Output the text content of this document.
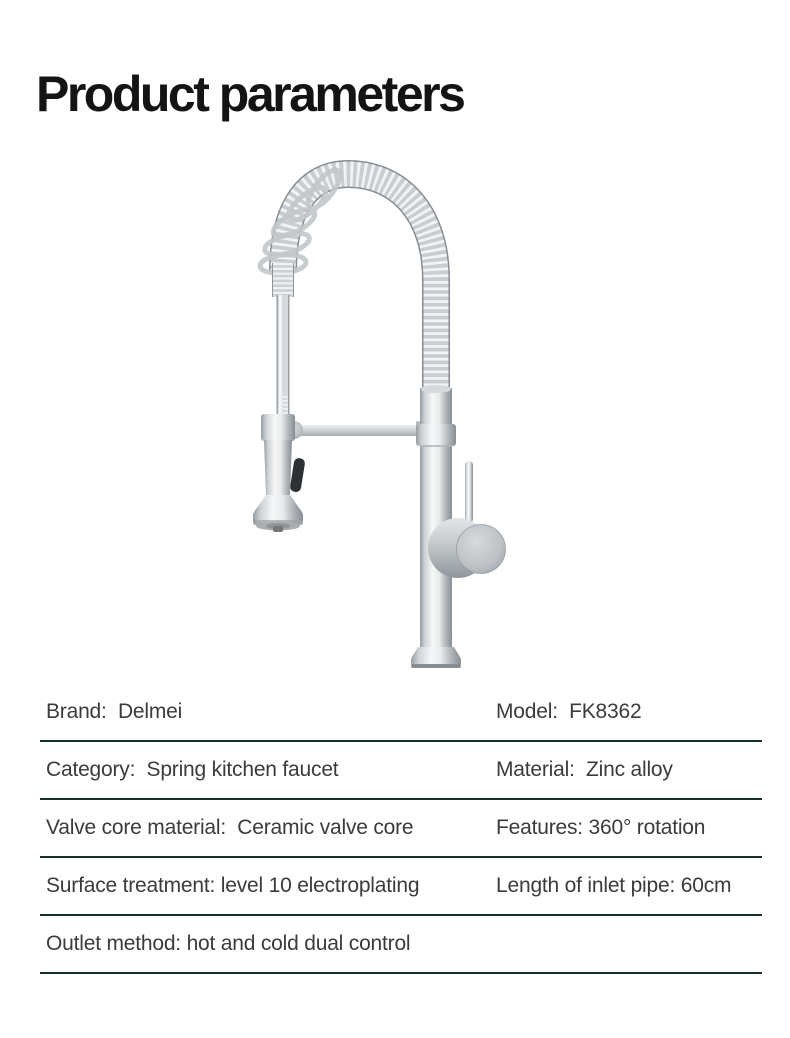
Product parameters
Brand:  Delmei	Model:  FK8362
Category:  Spring kitchen faucet	Material:  Zinc alloy
Valve core material:  Ceramic valve core	Features: 360° rotation
Surface treatment: level 10 electroplating	Length of inlet pipe: 60cm
Outlet method: hot and cold dual control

» What the task asks
Output the data exactly. Pictures don't belong in the result.

» Response for this exercise
Output the text content of this document.
Product parameters
Brand:  Delmei	Model:  FK8362
Category:  Spring kitchen faucet	Material:  Zinc alloy
Valve core material:  Ceramic valve core	Features: 360° rotation
Surface treatment: level 10 electroplating	Length of inlet pipe: 60cm
Outlet method: hot and cold dual control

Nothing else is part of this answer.